→ **SOURCE RECORDS**:

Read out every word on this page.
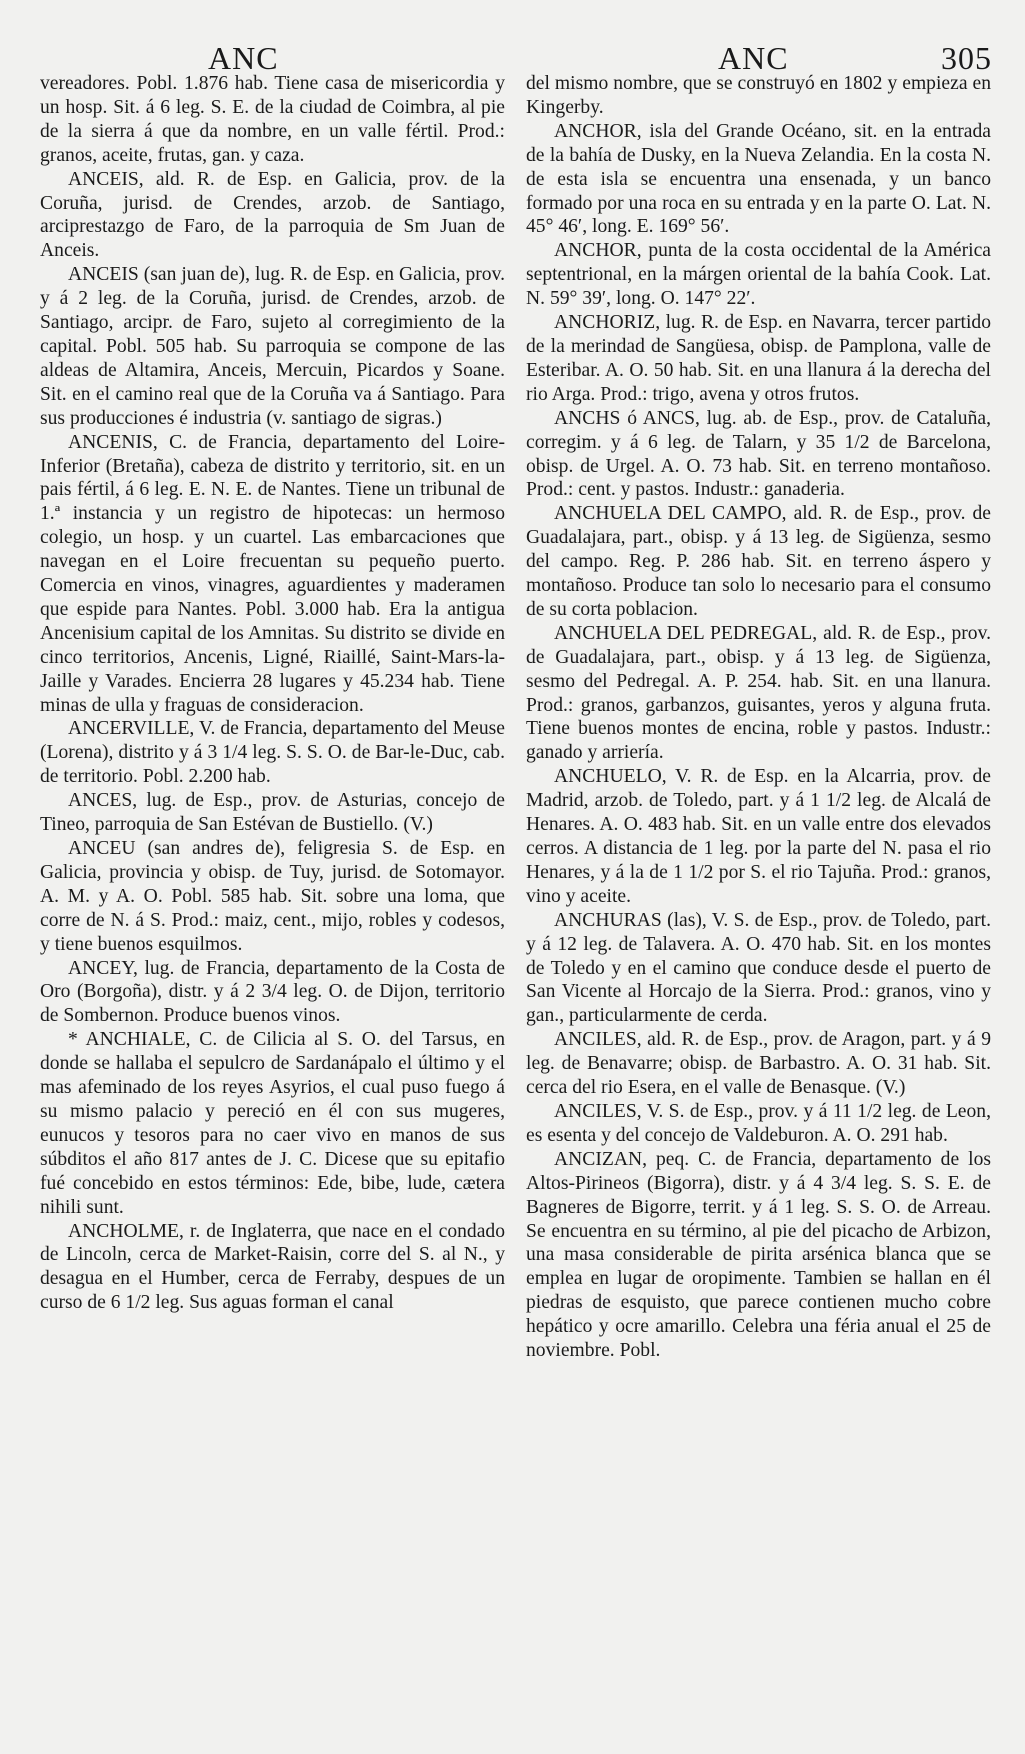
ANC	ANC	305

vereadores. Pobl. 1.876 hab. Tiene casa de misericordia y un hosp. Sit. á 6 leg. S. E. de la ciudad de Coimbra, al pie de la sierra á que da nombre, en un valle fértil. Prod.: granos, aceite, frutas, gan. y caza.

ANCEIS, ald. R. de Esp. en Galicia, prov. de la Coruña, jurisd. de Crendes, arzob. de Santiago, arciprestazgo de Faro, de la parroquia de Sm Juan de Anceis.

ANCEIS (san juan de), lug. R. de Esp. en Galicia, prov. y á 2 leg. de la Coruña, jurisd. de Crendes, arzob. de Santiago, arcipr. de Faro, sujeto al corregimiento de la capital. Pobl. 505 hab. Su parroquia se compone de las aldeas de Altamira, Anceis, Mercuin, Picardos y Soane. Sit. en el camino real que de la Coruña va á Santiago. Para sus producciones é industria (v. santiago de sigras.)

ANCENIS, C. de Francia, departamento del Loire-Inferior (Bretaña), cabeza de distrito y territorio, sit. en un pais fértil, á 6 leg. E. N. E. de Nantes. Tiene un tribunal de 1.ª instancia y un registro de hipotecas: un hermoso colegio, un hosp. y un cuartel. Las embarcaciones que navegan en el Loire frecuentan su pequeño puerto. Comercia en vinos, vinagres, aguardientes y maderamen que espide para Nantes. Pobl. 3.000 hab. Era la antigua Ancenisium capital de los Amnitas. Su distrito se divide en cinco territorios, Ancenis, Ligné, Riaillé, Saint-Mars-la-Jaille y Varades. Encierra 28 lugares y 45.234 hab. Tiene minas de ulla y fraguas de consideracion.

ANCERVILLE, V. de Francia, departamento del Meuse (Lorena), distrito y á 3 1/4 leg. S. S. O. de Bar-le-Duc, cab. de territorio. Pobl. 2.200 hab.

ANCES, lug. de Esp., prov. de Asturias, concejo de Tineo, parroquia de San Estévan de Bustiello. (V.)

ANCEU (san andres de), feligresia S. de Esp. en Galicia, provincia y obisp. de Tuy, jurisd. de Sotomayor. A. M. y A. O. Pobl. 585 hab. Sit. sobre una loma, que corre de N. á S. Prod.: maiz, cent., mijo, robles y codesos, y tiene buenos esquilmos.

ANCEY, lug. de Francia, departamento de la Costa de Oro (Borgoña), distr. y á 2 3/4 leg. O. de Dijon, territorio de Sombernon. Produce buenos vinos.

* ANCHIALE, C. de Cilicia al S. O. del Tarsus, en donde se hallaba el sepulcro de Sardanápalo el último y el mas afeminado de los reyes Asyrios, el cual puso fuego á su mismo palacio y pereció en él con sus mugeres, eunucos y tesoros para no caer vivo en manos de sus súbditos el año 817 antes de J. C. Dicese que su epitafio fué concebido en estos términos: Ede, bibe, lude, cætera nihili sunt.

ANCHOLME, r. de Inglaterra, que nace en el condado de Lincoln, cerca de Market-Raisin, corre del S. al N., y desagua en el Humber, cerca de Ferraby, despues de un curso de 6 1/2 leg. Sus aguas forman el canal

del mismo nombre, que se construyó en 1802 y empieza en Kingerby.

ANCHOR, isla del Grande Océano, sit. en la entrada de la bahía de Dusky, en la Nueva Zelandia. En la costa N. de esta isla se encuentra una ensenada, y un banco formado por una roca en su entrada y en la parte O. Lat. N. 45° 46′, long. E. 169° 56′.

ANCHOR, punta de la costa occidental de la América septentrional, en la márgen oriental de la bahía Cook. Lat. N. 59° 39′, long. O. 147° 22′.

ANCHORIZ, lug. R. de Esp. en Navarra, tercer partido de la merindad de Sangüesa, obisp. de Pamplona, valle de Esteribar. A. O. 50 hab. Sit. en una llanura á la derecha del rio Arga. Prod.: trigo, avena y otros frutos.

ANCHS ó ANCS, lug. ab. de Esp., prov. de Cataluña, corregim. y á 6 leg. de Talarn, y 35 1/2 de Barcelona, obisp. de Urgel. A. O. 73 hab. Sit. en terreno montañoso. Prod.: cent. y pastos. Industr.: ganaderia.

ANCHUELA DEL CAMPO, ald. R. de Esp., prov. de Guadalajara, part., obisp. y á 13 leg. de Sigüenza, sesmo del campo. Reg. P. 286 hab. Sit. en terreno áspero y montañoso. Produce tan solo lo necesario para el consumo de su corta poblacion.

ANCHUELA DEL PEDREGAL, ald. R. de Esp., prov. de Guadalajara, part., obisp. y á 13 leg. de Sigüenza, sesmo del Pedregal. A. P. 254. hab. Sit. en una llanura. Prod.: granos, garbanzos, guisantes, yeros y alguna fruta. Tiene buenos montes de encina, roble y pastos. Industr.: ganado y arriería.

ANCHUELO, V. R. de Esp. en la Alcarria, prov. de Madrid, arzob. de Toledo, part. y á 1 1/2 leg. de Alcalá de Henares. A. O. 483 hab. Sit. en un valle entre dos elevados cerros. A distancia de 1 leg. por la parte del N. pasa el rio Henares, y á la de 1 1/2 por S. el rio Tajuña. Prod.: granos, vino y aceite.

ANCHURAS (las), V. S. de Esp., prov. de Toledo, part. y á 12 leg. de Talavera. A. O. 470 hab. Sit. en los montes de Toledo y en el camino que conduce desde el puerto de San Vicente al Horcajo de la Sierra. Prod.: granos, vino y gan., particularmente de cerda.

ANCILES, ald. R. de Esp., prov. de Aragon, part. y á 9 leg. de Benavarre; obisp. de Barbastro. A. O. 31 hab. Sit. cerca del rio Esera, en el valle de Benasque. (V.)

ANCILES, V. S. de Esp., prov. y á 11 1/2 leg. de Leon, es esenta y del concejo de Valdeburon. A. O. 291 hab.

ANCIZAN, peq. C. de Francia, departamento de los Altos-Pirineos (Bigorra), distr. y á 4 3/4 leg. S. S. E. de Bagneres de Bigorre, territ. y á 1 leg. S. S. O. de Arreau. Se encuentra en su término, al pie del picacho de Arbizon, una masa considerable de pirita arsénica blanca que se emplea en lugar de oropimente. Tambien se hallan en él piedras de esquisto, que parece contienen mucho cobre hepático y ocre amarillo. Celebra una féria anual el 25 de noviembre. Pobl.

→ **STATED EXERCISE**: From the entries, report each line that includes the word "mismo".

→ **SOLUTION**:
* ANCHIALE, C. de Cilicia al S. O. del Tarsus, en donde se hallaba el sepulcro de Sardanápalo el último y el mas afeminado de los reyes Asyrios, el cual puso fuego á su mismo palacio y pereció en él con sus mugeres, eunucos y tesoros para no caer vivo en manos de sus súbditos el año 817 antes de J. C. Dicese que su epitafio fué concebido en estos términos: Ede, bibe, lude, cætera nihili sunt.
del mismo nombre, que se construyó en 1802 y empieza en Kingerby.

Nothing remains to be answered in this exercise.